(Some records)
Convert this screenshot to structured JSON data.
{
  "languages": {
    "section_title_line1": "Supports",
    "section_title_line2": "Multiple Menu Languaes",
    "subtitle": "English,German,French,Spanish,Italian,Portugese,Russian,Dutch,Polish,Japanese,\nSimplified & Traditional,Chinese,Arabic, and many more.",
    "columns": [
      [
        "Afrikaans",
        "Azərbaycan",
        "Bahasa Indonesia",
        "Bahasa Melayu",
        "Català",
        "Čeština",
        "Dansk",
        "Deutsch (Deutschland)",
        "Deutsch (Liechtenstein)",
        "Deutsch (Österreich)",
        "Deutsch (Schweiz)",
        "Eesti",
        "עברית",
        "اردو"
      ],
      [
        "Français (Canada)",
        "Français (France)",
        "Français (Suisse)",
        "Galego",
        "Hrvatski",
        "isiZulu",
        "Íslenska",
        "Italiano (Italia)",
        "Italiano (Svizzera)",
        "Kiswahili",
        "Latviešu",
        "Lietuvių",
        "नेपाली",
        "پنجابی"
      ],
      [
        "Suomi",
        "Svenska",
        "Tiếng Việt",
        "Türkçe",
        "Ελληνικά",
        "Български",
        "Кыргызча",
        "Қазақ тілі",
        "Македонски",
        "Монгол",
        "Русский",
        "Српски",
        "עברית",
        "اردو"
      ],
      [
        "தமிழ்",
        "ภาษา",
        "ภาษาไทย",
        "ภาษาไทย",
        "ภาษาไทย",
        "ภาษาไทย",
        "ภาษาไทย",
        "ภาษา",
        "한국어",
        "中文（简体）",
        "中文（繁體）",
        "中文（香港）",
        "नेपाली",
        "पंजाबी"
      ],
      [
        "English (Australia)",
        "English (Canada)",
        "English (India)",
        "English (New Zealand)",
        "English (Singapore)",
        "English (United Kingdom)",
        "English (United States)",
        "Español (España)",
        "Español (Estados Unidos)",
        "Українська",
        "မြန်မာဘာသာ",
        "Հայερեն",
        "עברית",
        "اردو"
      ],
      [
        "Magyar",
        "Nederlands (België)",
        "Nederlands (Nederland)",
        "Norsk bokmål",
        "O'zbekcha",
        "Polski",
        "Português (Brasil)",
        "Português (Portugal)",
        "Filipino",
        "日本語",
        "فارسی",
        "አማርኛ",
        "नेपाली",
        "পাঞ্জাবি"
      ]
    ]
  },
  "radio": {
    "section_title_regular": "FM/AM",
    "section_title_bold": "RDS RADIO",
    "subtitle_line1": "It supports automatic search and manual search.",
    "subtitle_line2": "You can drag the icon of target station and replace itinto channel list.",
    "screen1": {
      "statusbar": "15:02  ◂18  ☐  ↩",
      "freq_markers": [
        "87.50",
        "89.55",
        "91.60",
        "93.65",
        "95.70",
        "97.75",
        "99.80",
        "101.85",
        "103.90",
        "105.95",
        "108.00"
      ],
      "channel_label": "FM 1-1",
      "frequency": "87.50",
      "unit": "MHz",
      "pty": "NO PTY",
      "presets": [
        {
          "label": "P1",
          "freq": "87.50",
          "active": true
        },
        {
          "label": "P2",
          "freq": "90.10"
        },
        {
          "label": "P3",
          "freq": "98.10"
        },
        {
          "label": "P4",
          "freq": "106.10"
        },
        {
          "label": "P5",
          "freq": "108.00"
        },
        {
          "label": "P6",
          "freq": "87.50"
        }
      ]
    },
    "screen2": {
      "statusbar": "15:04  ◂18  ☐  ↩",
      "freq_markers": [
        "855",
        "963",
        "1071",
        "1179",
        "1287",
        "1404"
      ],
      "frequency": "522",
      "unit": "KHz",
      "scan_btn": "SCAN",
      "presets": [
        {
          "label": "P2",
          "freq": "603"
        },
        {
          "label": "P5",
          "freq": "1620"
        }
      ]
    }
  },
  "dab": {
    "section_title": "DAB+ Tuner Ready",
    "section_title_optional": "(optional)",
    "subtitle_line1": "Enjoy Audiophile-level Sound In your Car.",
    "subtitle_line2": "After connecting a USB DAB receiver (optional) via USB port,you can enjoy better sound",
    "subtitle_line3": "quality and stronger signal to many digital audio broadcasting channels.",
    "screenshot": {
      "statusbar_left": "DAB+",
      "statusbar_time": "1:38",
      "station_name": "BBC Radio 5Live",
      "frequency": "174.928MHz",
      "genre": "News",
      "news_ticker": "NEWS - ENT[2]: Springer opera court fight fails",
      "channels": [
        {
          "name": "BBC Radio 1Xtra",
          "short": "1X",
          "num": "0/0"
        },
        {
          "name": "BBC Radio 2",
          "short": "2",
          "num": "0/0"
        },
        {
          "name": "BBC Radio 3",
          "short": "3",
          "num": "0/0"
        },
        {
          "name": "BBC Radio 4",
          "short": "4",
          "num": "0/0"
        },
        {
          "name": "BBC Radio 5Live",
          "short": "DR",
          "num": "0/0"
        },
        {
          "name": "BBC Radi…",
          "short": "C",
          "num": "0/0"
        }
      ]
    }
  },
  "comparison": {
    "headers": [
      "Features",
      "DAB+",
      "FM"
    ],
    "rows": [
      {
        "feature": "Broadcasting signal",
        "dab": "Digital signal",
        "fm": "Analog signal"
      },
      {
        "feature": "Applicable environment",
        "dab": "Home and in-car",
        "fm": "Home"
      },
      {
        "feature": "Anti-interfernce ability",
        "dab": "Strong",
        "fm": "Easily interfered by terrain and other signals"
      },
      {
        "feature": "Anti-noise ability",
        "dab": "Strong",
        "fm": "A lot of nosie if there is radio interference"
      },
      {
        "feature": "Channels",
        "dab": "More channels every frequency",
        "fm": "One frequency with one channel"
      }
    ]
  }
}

The problem →
Pick out the lines that include the word "short" and write them out.

Solution to this task →
          "short": "1X",
          "short": "2",
          "short": "3",
          "short": "4",
          "short": "DR",
          "short": "C",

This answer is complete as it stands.